Stored records
►

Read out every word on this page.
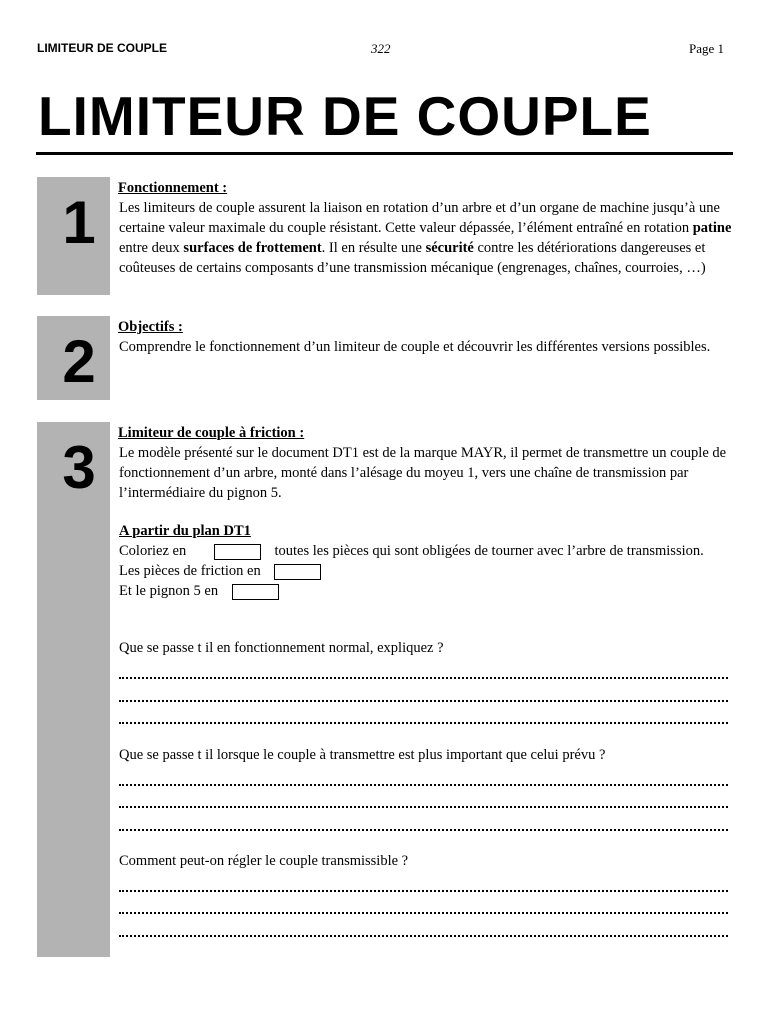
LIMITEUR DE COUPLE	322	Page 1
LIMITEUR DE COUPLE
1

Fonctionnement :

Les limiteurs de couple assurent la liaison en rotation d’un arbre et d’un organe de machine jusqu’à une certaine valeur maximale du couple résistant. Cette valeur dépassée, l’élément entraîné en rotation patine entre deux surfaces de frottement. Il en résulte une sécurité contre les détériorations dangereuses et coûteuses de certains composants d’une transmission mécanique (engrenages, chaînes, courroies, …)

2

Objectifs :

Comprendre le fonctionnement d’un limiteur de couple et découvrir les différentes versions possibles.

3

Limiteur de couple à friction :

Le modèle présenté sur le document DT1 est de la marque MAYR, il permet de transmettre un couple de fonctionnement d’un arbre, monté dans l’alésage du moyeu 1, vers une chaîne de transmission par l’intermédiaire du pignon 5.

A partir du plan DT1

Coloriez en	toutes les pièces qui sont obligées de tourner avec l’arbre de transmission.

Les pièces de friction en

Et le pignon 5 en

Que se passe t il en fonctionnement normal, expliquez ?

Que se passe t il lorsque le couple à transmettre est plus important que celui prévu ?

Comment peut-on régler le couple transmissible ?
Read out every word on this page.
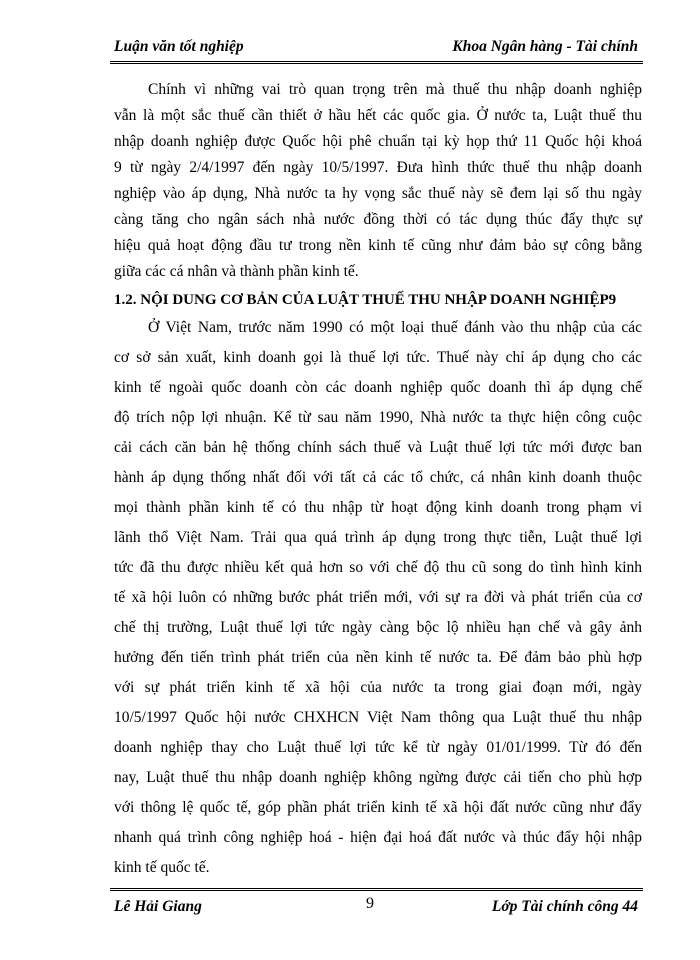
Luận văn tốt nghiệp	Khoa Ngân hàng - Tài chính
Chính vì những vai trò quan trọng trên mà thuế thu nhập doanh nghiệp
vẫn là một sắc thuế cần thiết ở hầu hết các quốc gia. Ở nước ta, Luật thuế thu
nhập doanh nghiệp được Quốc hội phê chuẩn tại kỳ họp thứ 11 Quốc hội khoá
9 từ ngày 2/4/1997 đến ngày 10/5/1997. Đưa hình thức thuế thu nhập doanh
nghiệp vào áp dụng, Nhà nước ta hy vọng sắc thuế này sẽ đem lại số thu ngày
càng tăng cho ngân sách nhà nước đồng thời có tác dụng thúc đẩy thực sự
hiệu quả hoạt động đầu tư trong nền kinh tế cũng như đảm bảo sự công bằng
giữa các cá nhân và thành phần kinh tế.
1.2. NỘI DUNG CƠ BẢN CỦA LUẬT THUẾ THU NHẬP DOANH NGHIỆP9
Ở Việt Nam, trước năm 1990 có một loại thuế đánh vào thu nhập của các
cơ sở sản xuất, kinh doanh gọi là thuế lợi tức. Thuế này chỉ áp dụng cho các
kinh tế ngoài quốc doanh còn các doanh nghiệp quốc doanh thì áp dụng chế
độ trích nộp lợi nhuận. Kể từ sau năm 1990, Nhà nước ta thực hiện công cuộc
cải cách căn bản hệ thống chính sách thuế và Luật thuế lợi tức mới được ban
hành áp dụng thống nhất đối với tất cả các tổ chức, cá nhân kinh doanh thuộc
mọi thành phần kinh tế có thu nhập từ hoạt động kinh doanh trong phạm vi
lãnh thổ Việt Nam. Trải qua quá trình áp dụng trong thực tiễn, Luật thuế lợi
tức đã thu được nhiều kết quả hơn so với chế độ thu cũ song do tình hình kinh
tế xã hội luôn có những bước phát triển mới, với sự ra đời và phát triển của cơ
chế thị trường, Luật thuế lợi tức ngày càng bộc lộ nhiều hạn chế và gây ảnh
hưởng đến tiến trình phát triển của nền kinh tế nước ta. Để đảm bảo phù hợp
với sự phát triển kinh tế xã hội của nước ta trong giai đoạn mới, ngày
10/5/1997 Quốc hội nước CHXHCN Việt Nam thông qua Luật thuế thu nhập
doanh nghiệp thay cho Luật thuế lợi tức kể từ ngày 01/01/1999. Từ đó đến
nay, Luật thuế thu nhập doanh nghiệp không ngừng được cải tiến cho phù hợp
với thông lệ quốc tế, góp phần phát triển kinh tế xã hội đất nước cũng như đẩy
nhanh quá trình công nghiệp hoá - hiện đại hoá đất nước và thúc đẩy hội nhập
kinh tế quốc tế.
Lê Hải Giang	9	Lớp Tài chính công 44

◄

Stated exercise
List every line above containing the word "Việt".

Response to this exercise
Ở Việt Nam, trước năm 1990 có một loại thuế đánh vào thu nhập của các
lãnh thổ Việt Nam. Trải qua quá trình áp dụng trong thực tiễn, Luật thuế lợi
10/5/1997 Quốc hội nước CHXHCN Việt Nam thông qua Luật thuế thu nhập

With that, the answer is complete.